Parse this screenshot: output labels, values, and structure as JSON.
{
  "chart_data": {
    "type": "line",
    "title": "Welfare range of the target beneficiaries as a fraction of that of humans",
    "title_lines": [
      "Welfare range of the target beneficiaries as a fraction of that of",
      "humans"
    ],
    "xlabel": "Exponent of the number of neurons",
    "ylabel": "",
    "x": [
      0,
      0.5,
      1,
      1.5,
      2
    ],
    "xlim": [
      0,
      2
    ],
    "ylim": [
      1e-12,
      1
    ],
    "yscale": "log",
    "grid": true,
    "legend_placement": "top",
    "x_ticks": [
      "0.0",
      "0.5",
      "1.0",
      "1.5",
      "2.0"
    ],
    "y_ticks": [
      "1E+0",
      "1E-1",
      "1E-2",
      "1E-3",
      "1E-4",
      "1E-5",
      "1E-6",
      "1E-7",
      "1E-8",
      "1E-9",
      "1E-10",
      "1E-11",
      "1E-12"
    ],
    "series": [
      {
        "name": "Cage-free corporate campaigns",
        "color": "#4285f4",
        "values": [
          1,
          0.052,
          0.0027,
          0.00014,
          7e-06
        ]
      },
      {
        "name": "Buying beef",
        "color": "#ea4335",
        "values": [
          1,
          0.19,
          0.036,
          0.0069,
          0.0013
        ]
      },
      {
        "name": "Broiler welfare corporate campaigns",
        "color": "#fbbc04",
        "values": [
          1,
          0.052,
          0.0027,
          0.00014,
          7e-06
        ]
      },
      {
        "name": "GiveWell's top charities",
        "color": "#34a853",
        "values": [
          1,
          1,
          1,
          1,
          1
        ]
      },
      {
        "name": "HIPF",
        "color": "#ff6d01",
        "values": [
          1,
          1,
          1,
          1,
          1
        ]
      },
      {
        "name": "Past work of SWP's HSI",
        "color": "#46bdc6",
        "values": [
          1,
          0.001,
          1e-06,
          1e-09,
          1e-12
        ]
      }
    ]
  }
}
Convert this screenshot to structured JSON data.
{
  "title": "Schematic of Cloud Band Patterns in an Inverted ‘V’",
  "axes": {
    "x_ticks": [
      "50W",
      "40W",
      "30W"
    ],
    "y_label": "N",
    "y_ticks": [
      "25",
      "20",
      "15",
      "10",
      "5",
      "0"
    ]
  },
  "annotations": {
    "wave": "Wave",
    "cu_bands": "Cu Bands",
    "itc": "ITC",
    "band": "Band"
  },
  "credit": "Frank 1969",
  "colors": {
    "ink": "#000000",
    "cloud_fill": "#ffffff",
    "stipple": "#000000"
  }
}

_What needs to be done_
Find the word "corporate" in the records and pull out each line that has it.

_Solution for this exercise_
        "name": "Cage-free corporate campaigns",
        "name": "Broiler welfare corporate campaigns",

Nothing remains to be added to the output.